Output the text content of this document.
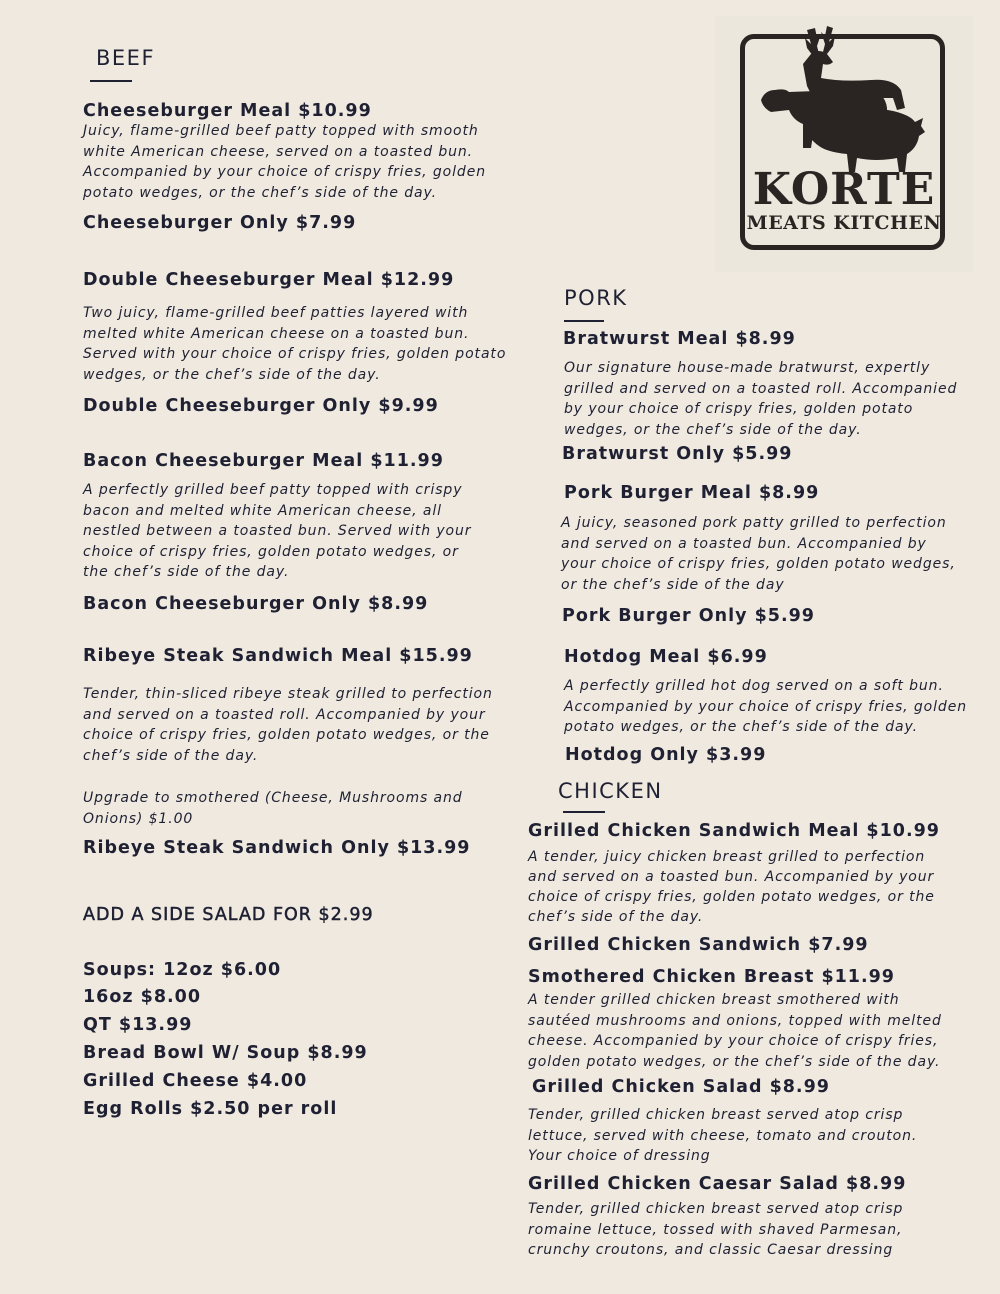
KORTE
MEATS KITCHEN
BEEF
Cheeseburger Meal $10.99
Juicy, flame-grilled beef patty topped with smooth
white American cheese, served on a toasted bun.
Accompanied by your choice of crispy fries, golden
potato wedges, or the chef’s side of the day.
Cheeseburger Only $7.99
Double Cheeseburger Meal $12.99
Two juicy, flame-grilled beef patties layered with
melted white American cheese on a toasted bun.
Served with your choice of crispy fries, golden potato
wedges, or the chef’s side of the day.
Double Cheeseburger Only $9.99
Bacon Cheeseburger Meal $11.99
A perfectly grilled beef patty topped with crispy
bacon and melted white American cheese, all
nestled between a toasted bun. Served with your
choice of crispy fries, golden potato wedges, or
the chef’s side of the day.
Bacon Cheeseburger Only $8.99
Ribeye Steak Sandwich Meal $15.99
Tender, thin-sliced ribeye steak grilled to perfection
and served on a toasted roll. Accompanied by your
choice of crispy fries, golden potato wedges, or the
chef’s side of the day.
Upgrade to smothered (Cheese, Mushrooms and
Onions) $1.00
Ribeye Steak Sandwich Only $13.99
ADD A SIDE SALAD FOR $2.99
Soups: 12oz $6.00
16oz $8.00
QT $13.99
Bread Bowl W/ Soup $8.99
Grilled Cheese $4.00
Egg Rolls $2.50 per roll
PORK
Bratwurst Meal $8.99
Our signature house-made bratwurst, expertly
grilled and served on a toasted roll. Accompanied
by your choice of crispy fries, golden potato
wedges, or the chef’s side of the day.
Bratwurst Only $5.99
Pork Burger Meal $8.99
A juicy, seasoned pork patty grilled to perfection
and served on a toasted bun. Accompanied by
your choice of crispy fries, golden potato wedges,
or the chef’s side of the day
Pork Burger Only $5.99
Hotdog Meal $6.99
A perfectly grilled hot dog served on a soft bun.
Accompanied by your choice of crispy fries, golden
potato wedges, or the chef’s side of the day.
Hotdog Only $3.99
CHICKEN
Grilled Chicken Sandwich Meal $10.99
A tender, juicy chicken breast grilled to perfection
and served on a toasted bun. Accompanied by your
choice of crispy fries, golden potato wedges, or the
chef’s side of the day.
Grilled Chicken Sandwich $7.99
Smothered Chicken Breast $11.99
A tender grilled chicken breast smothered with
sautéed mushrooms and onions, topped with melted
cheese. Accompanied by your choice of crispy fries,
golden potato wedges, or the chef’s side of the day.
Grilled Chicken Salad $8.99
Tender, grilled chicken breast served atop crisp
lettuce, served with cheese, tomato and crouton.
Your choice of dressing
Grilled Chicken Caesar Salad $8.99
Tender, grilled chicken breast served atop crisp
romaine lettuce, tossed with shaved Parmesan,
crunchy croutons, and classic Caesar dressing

### Aim
Reproduce each record above by retyping it exactly; omit all images.

### Correct output
Output the text content of this document.
KORTE
MEATS KITCHEN
BEEF
Cheeseburger Meal $10.99
Juicy, flame-grilled beef patty topped with smooth
white American cheese, served on a toasted bun.
Accompanied by your choice of crispy fries, golden
potato wedges, or the chef’s side of the day.
Cheeseburger Only $7.99
Double Cheeseburger Meal $12.99
Two juicy, flame-grilled beef patties layered with
melted white American cheese on a toasted bun.
Served with your choice of crispy fries, golden potato
wedges, or the chef’s side of the day.
Double Cheeseburger Only $9.99
Bacon Cheeseburger Meal $11.99
A perfectly grilled beef patty topped with crispy
bacon and melted white American cheese, all
nestled between a toasted bun. Served with your
choice of crispy fries, golden potato wedges, or
the chef’s side of the day.
Bacon Cheeseburger Only $8.99
Ribeye Steak Sandwich Meal $15.99
Tender, thin-sliced ribeye steak grilled to perfection
and served on a toasted roll. Accompanied by your
choice of crispy fries, golden potato wedges, or the
chef’s side of the day.
Upgrade to smothered (Cheese, Mushrooms and
Onions) $1.00
Ribeye Steak Sandwich Only $13.99
ADD A SIDE SALAD FOR $2.99
Soups: 12oz $6.00
16oz $8.00
QT $13.99
Bread Bowl W/ Soup $8.99
Grilled Cheese $4.00
Egg Rolls $2.50 per roll
PORK
Bratwurst Meal $8.99
Our signature house-made bratwurst, expertly
grilled and served on a toasted roll. Accompanied
by your choice of crispy fries, golden potato
wedges, or the chef’s side of the day.
Bratwurst Only $5.99
Pork Burger Meal $8.99
A juicy, seasoned pork patty grilled to perfection
and served on a toasted bun. Accompanied by
your choice of crispy fries, golden potato wedges,
or the chef’s side of the day
Pork Burger Only $5.99
Hotdog Meal $6.99
A perfectly grilled hot dog served on a soft bun.
Accompanied by your choice of crispy fries, golden
potato wedges, or the chef’s side of the day.
Hotdog Only $3.99
CHICKEN
Grilled Chicken Sandwich Meal $10.99
A tender, juicy chicken breast grilled to perfection
and served on a toasted bun. Accompanied by your
choice of crispy fries, golden potato wedges, or the
chef’s side of the day.
Grilled Chicken Sandwich $7.99
Smothered Chicken Breast $11.99
A tender grilled chicken breast smothered with
sautéed mushrooms and onions, topped with melted
cheese. Accompanied by your choice of crispy fries,
golden potato wedges, or the chef’s side of the day.
Grilled Chicken Salad $8.99
Tender, grilled chicken breast served atop crisp
lettuce, served with cheese, tomato and crouton.
Your choice of dressing
Grilled Chicken Caesar Salad $8.99
Tender, grilled chicken breast served atop crisp
romaine lettuce, tossed with shaved Parmesan,
crunchy croutons, and classic Caesar dressing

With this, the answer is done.